**COMPITO**
Riporta il passo del testo sui saveriani in Bangladesh da "Una luce che" a "Targa e io.", sostituendo "incontro" con "convegno".

**BRANO SCELTO**
Missionari come "angeli": I saveriani e i "fuori casta" in Bangladesh
Padre Mimmo è originario di Mola (Bari) e missionario in Bangladesh; attualmente è anche superiore dei saveriani in quella nazione. Ci ha inviato questo bel racconto, che volentieri pubblichiamo.
La ricostruzione in muratura della vecchia scuola dove negli anni '80 p. Pierluigi Lupi ha iniziato la sua presenza di animazione e sviluppo tra i rishi, i fuoricasta hindu della zona di Tala, è stata una bella occasione per fare il punto della situazione attuale dei rishi e del lavoro che i saveriani svolgono in quell'area.
Una luce che brilla
Padre Antonio Germano, saveriano originario di Duronia (Campobasso), ha organizzato un incontro per riflettere sulle attività che i missionari stanno svolgendo. Erano presenti vari ex studenti che vivevano con p. Lupi in quegli anni, 40 maestri, gli animatori e i saveriani p. Luigi Paggi, p. Giovanni Gargano, p. Sergio Targa e io.

**DATI**
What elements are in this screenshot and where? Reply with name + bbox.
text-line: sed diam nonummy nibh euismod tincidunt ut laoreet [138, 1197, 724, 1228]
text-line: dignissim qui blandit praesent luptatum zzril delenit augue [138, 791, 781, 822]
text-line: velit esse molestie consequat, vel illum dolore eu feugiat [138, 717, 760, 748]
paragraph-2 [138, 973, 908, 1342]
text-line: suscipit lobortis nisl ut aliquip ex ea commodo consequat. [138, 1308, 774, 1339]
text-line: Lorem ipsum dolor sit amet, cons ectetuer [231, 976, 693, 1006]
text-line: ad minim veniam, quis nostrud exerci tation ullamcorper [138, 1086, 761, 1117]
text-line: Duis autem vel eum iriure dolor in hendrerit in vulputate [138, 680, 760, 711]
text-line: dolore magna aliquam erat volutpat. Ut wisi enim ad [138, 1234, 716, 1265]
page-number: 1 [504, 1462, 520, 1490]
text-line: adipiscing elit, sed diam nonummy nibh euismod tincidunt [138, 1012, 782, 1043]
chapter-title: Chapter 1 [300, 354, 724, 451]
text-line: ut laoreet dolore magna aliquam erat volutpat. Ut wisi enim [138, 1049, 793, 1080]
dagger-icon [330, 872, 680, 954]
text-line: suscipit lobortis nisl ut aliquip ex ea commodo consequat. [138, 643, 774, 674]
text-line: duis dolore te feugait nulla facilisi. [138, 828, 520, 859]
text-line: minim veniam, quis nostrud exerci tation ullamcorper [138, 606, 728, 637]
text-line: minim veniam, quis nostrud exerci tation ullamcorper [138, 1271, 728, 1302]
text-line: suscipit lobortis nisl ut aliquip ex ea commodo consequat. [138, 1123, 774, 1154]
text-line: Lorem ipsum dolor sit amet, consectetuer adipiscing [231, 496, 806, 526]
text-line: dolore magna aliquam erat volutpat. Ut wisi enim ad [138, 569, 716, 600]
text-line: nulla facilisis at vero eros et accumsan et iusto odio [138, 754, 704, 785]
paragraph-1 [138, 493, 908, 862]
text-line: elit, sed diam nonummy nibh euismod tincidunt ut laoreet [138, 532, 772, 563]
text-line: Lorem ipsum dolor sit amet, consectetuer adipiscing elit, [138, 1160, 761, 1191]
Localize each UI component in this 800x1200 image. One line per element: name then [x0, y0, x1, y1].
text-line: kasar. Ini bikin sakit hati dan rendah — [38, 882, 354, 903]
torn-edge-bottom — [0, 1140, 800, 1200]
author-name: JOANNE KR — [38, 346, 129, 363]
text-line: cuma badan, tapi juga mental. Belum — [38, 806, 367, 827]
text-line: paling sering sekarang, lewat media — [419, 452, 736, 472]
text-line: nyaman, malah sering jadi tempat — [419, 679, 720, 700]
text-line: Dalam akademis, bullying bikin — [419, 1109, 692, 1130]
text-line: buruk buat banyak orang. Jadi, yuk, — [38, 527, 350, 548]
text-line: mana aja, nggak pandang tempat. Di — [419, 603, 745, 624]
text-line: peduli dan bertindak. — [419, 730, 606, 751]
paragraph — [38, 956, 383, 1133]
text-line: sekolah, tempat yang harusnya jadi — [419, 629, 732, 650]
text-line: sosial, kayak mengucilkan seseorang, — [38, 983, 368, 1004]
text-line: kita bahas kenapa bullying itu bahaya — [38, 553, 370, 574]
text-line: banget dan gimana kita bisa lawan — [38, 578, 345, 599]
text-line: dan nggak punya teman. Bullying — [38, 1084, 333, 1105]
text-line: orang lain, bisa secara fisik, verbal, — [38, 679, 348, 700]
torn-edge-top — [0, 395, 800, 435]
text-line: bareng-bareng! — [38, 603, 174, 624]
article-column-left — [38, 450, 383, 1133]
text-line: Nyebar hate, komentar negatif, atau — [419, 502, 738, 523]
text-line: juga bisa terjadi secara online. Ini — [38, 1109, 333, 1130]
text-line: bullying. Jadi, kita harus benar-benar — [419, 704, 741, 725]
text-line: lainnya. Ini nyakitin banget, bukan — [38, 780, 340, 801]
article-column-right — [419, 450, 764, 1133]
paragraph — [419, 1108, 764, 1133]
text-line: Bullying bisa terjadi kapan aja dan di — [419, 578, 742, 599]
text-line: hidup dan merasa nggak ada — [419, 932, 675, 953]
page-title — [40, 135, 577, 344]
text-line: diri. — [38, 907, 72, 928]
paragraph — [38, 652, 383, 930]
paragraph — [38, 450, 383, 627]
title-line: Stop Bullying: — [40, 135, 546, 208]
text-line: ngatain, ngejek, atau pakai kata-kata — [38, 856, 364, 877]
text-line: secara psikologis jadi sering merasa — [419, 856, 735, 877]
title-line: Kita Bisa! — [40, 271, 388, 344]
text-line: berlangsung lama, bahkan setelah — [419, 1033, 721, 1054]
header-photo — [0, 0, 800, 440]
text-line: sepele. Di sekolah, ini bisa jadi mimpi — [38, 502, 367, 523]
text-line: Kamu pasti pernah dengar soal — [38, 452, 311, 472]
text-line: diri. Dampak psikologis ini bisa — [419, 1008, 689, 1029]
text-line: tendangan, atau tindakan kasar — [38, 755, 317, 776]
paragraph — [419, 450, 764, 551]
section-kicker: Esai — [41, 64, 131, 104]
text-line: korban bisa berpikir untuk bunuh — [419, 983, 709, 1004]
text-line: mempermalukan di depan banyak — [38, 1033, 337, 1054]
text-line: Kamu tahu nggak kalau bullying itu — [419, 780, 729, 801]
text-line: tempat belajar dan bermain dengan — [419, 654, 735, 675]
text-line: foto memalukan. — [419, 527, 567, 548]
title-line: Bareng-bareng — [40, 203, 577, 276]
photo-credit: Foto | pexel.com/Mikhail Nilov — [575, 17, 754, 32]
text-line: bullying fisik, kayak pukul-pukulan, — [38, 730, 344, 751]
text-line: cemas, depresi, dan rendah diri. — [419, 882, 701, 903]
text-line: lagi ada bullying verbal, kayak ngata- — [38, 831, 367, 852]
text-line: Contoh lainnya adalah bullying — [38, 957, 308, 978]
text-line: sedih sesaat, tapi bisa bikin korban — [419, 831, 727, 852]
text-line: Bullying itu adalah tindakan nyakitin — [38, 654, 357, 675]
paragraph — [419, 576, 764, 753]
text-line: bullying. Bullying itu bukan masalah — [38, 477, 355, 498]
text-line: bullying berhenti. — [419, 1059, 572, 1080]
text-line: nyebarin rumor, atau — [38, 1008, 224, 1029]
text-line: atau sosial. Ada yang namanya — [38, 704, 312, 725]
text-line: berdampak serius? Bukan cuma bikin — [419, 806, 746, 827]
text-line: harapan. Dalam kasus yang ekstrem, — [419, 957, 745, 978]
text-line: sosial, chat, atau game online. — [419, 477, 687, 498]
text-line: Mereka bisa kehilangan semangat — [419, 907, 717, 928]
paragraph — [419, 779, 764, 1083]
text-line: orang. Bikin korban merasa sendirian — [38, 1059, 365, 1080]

**SOLUZIONE**
Una luce che brilla
Padre Antonio Germano, saveriano originario di Duronia (Campobasso), ha organizzato un convegno per riflettere sulle attività che i missionari stanno svolgendo. Erano presenti vari ex studenti che vivevano con p. Lupi in quegli anni, 40 maestri, gli animatori e i saveriani p. Luigi Paggi, p. Giovanni Gargano, p. Sergio Targa e io.